(Records contained in a dataset)
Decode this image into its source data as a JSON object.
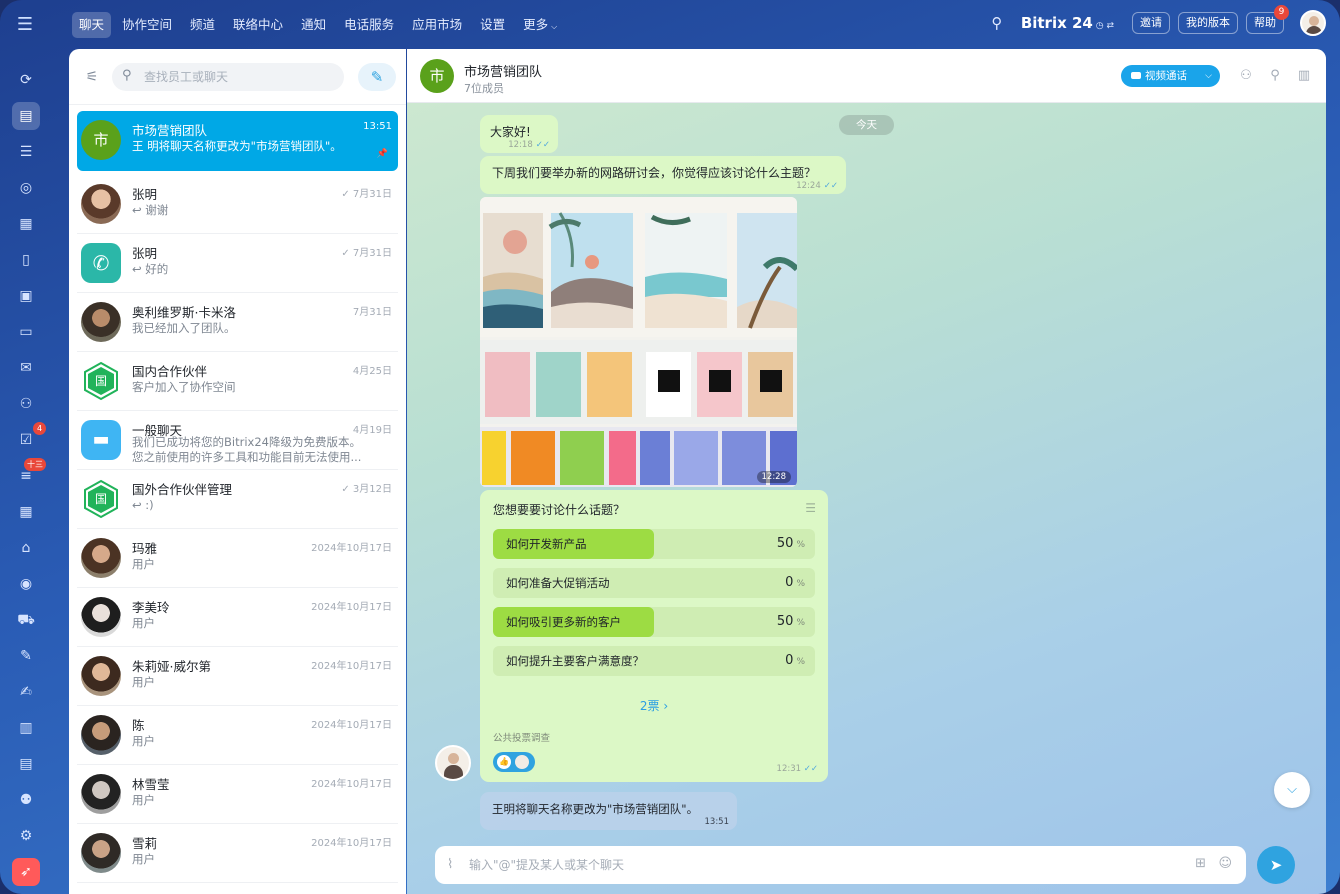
{
  "topbar": {
    "menu_icon": "hamburger-icon",
    "nav": [
      "聊天",
      "协作空间",
      "频道",
      "联络中心",
      "通知",
      "电话服务",
      "应用市场",
      "设置",
      "更多"
    ],
    "brand": "Bitrix 24",
    "invite": "邀请",
    "my_plan": "我的版本",
    "help": "帮助",
    "help_badge": "9"
  },
  "rail": {
    "tasks_badge": "4",
    "feed_badge": "十三"
  },
  "list": {
    "search_placeholder": "查找员工或聊天",
    "items": [
      {
        "name": "市场营销团队",
        "sub": "王 明将聊天名称更改为\"市场营销团队\"。",
        "time": "13:51",
        "avatar": "市"
      },
      {
        "name": "张明",
        "sub": "↩ 谢谢",
        "time": "✓ 7月31日"
      },
      {
        "name": "张明",
        "sub": "↩ 好的",
        "time": "✓ 7月31日"
      },
      {
        "name": "奥利维罗斯·卡米洛",
        "sub": "我已经加入了团队。",
        "time": "7月31日"
      },
      {
        "name": "国内合作伙伴",
        "sub": "客户加入了协作空间",
        "time": "4月25日",
        "avatar": "国"
      },
      {
        "name": "一般聊天",
        "sub": "我们已成功将您的Bitrix24降级为免费版本。",
        "sub2": "您之前使用的许多工具和功能目前无法使用...",
        "time": "4月19日"
      },
      {
        "name": "国外合作伙伴管理",
        "sub": "↩ :)",
        "time": "✓ 3月12日",
        "avatar": "国"
      },
      {
        "name": "玛雅",
        "sub": "用户",
        "time": "2024年10月17日"
      },
      {
        "name": "李美玲",
        "sub": "用户",
        "time": "2024年10月17日"
      },
      {
        "name": "朱莉娅·威尔第",
        "sub": "用户",
        "time": "2024年10月17日"
      },
      {
        "name": "陈",
        "sub": "用户",
        "time": "2024年10月17日"
      },
      {
        "name": "林雪莹",
        "sub": "用户",
        "time": "2024年10月17日"
      },
      {
        "name": "雪莉",
        "sub": "用户",
        "time": "2024年10月17日"
      }
    ]
  },
  "chat": {
    "avatar": "市",
    "title": "市场营销团队",
    "members": "7位成员",
    "video_call": "视频通话",
    "date_divider": "今天",
    "msg1": {
      "text": "大家好!",
      "time": "12:18"
    },
    "msg2": {
      "text": "下周我们要举办新的网路研讨会，你觉得应该讨论什么主题？",
      "time": "12:24"
    },
    "image_time": "12:28",
    "poll": {
      "question": "您想要要讨论什么话题？",
      "options": [
        {
          "label": "如何开发新产品",
          "percent": "50",
          "fill": 0.5
        },
        {
          "label": "如何准备大促销活动",
          "percent": "0",
          "fill": 0
        },
        {
          "label": "如何吸引更多新的客户",
          "percent": "50",
          "fill": 0.5
        },
        {
          "label": "如何提升主要客户满意度？",
          "percent": "0",
          "fill": 0
        }
      ],
      "pct_sign": "%",
      "votes": "2票",
      "public_label": "公共投票调查",
      "time": "12:31"
    },
    "system_msg": {
      "text": "王明将聊天名称更改为\"市场营销团队\"。",
      "time": "13:51"
    },
    "composer_placeholder": "输入\"@\"提及某人或某个聊天"
  }
}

* WHAT YOU WILL DO *
Write the records out once more, exactly as they appear, with no pictures.

* THE RESPONSE *
Decode this image into its source data as a JSON object.
{
  "topbar": {
    "menu_icon": "hamburger-icon",
    "nav": [
      "聊天",
      "协作空间",
      "频道",
      "联络中心",
      "通知",
      "电话服务",
      "应用市场",
      "设置",
      "更多"
    ],
    "brand": "Bitrix 24",
    "invite": "邀请",
    "my_plan": "我的版本",
    "help": "帮助",
    "help_badge": "9"
  },
  "rail": {
    "tasks_badge": "4",
    "feed_badge": "十三"
  },
  "list": {
    "search_placeholder": "查找员工或聊天",
    "items": [
      {
        "name": "市场营销团队",
        "sub": "王 明将聊天名称更改为\"市场营销团队\"。",
        "time": "13:51",
        "avatar": "市"
      },
      {
        "name": "张明",
        "sub": "↩ 谢谢",
        "time": "✓ 7月31日"
      },
      {
        "name": "张明",
        "sub": "↩ 好的",
        "time": "✓ 7月31日"
      },
      {
        "name": "奥利维罗斯·卡米洛",
        "sub": "我已经加入了团队。",
        "time": "7月31日"
      },
      {
        "name": "国内合作伙伴",
        "sub": "客户加入了协作空间",
        "time": "4月25日",
        "avatar": "国"
      },
      {
        "name": "一般聊天",
        "sub": "我们已成功将您的Bitrix24降级为免费版本。",
        "sub2": "您之前使用的许多工具和功能目前无法使用...",
        "time": "4月19日"
      },
      {
        "name": "国外合作伙伴管理",
        "sub": "↩ :)",
        "time": "✓ 3月12日",
        "avatar": "国"
      },
      {
        "name": "玛雅",
        "sub": "用户",
        "time": "2024年10月17日"
      },
      {
        "name": "李美玲",
        "sub": "用户",
        "time": "2024年10月17日"
      },
      {
        "name": "朱莉娅·威尔第",
        "sub": "用户",
        "time": "2024年10月17日"
      },
      {
        "name": "陈",
        "sub": "用户",
        "time": "2024年10月17日"
      },
      {
        "name": "林雪莹",
        "sub": "用户",
        "time": "2024年10月17日"
      },
      {
        "name": "雪莉",
        "sub": "用户",
        "time": "2024年10月17日"
      }
    ]
  },
  "chat": {
    "avatar": "市",
    "title": "市场营销团队",
    "members": "7位成员",
    "video_call": "视频通话",
    "date_divider": "今天",
    "msg1": {
      "text": "大家好!",
      "time": "12:18"
    },
    "msg2": {
      "text": "下周我们要举办新的网路研讨会，你觉得应该讨论什么主题？",
      "time": "12:24"
    },
    "image_time": "12:28",
    "poll": {
      "question": "您想要要讨论什么话题？",
      "options": [
        {
          "label": "如何开发新产品",
          "percent": "50",
          "fill": 0.5
        },
        {
          "label": "如何准备大促销活动",
          "percent": "0",
          "fill": 0
        },
        {
          "label": "如何吸引更多新的客户",
          "percent": "50",
          "fill": 0.5
        },
        {
          "label": "如何提升主要客户满意度？",
          "percent": "0",
          "fill": 0
        }
      ],
      "pct_sign": "%",
      "votes": "2票",
      "public_label": "公共投票调查",
      "time": "12:31"
    },
    "system_msg": {
      "text": "王明将聊天名称更改为\"市场营销团队\"。",
      "time": "13:51"
    },
    "composer_placeholder": "输入\"@\"提及某人或某个聊天"
  }
}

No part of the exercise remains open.